Your objective: Display each line of the material below that contains the word "School", reproducing those lines in full.

— Start —

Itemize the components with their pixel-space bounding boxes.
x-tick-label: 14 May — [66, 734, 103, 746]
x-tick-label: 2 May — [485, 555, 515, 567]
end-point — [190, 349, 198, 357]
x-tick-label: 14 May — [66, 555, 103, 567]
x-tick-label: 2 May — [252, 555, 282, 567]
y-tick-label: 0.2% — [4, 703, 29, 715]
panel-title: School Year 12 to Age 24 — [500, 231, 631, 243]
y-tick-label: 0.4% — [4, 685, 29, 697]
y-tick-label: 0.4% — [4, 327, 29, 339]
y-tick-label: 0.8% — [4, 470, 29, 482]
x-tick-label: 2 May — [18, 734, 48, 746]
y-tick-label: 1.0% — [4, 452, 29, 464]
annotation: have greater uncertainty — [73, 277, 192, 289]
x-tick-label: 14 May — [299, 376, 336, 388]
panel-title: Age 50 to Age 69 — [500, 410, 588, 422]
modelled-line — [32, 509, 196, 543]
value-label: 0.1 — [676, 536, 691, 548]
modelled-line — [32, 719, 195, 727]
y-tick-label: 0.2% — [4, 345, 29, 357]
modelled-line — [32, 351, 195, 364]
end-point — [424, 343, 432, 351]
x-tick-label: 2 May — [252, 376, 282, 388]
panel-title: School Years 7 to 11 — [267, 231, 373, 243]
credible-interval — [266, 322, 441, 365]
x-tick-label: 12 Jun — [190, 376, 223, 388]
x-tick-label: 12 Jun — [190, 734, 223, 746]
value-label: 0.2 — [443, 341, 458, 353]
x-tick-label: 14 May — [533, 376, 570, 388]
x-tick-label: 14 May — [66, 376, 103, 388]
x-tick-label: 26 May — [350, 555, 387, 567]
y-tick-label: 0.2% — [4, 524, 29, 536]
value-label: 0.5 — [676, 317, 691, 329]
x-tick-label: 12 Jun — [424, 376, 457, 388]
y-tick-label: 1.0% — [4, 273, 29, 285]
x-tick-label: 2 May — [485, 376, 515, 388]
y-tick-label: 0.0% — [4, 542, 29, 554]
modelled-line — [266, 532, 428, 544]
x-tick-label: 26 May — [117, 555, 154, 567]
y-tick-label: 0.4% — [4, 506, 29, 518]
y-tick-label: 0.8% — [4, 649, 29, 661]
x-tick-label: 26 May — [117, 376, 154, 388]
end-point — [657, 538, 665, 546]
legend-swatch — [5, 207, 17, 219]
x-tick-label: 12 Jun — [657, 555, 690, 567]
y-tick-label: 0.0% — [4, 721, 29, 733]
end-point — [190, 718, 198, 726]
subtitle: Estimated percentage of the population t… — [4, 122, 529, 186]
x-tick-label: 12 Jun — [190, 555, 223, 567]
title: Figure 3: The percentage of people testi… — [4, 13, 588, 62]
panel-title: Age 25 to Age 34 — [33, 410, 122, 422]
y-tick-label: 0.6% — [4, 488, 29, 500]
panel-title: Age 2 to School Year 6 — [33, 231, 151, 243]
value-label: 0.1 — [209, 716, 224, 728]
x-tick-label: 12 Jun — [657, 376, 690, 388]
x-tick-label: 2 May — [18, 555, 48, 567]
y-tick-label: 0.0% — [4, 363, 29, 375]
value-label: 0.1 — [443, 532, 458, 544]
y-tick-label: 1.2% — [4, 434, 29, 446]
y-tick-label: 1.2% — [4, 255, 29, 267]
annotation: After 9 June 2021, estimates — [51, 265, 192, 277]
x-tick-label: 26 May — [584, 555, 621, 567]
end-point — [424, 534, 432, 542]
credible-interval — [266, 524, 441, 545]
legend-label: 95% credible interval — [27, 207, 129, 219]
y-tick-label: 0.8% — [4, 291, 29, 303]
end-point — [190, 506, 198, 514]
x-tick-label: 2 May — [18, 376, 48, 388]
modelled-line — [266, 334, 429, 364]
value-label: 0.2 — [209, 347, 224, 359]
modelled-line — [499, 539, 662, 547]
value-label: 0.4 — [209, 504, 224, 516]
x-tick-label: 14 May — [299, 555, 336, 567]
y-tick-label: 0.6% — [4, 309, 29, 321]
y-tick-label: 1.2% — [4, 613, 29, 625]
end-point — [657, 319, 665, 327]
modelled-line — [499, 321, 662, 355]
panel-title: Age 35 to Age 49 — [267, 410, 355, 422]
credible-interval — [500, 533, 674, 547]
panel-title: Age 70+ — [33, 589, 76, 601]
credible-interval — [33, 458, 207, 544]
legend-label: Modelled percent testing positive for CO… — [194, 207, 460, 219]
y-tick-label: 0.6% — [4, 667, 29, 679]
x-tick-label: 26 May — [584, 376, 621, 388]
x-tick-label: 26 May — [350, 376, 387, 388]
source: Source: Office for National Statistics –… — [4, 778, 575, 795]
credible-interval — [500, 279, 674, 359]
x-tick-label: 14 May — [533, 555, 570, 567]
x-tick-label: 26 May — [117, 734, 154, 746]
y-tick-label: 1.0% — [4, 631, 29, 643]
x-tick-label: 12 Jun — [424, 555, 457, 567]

— End —

Solution for this exercise:
panel-title: School Year 12 to Age 24 — [500, 231, 631, 243]
panel-title: School Years 7 to 11 — [267, 231, 373, 243]
panel-title: Age 2 to School Year 6 — [33, 231, 151, 243]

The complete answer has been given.